Input:

┌──

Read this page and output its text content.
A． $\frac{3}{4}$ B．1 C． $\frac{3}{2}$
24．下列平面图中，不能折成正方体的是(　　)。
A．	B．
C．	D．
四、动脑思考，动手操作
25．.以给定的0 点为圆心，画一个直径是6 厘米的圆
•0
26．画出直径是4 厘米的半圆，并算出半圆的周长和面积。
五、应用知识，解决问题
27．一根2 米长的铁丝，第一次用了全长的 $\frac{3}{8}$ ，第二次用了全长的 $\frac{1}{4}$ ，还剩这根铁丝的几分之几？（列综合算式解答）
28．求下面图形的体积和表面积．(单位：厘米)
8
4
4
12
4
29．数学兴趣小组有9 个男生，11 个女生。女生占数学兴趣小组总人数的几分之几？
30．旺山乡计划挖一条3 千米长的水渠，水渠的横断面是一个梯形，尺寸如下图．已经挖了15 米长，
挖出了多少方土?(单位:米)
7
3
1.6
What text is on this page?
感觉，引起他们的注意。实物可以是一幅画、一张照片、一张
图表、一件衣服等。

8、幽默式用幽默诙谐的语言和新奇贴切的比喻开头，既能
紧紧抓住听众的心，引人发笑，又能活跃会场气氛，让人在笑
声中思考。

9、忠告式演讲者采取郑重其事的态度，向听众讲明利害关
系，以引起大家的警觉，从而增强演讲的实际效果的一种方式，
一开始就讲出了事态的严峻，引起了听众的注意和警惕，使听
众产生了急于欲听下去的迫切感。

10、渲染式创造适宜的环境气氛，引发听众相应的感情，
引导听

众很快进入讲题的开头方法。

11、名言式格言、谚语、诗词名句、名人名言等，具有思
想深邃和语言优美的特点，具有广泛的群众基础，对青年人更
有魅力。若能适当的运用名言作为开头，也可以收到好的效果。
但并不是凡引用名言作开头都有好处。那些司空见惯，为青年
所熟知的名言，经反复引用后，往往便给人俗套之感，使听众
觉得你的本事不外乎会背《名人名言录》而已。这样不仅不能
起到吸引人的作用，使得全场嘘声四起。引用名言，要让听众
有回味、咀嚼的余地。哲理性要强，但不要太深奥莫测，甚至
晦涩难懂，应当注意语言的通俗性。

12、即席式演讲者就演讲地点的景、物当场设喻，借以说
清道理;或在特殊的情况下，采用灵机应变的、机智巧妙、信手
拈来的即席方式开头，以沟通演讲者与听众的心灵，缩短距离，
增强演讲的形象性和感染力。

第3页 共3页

└──

Exercise:
Every entry should be output exactly as written, please.

Answer to this task:
Read this page and output its text content.
A． $\frac{3}{4}$ B．1 C． $\frac{3}{2}$
24．下列平面图中，不能折成正方体的是(　　)。
A．	B．
C．	D．
四、动脑思考，动手操作
25．.以给定的0 点为圆心，画一个直径是6 厘米的圆
•0
26．画出直径是4 厘米的半圆，并算出半圆的周长和面积。
五、应用知识，解决问题
27．一根2 米长的铁丝，第一次用了全长的 $\frac{3}{8}$ ，第二次用了全长的 $\frac{1}{4}$ ，还剩这根铁丝的几分之几？（列综合算式解答）
28．求下面图形的体积和表面积．(单位：厘米)
8
4
4
12
4
29．数学兴趣小组有9 个男生，11 个女生。女生占数学兴趣小组总人数的几分之几？
30．旺山乡计划挖一条3 千米长的水渠，水渠的横断面是一个梯形，尺寸如下图．已经挖了15 米长，
挖出了多少方土?(单位:米)
7
3
1.6
What text is on this page?
感觉，引起他们的注意。实物可以是一幅画、一张照片、一张
图表、一件衣服等。

8、幽默式用幽默诙谐的语言和新奇贴切的比喻开头，既能
紧紧抓住听众的心，引人发笑，又能活跃会场气氛，让人在笑
声中思考。

9、忠告式演讲者采取郑重其事的态度，向听众讲明利害关
系，以引起大家的警觉，从而增强演讲的实际效果的一种方式，
一开始就讲出了事态的严峻，引起了听众的注意和警惕，使听
众产生了急于欲听下去的迫切感。

10、渲染式创造适宜的环境气氛，引发听众相应的感情，
引导听

众很快进入讲题的开头方法。

11、名言式格言、谚语、诗词名句、名人名言等，具有思
想深邃和语言优美的特点，具有广泛的群众基础，对青年人更
有魅力。若能适当的运用名言作为开头，也可以收到好的效果。
但并不是凡引用名言作开头都有好处。那些司空见惯，为青年
所熟知的名言，经反复引用后，往往便给人俗套之感，使听众
觉得你的本事不外乎会背《名人名言录》而已。这样不仅不能
起到吸引人的作用，使得全场嘘声四起。引用名言，要让听众
有回味、咀嚼的余地。哲理性要强，但不要太深奥莫测，甚至
晦涩难懂，应当注意语言的通俗性。

12、即席式演讲者就演讲地点的景、物当场设喻，借以说
清道理;或在特殊的情况下，采用灵机应变的、机智巧妙、信手
拈来的即席方式开头，以沟通演讲者与听众的心灵，缩短距离，
增强演讲的形象性和感染力。

第3页 共3页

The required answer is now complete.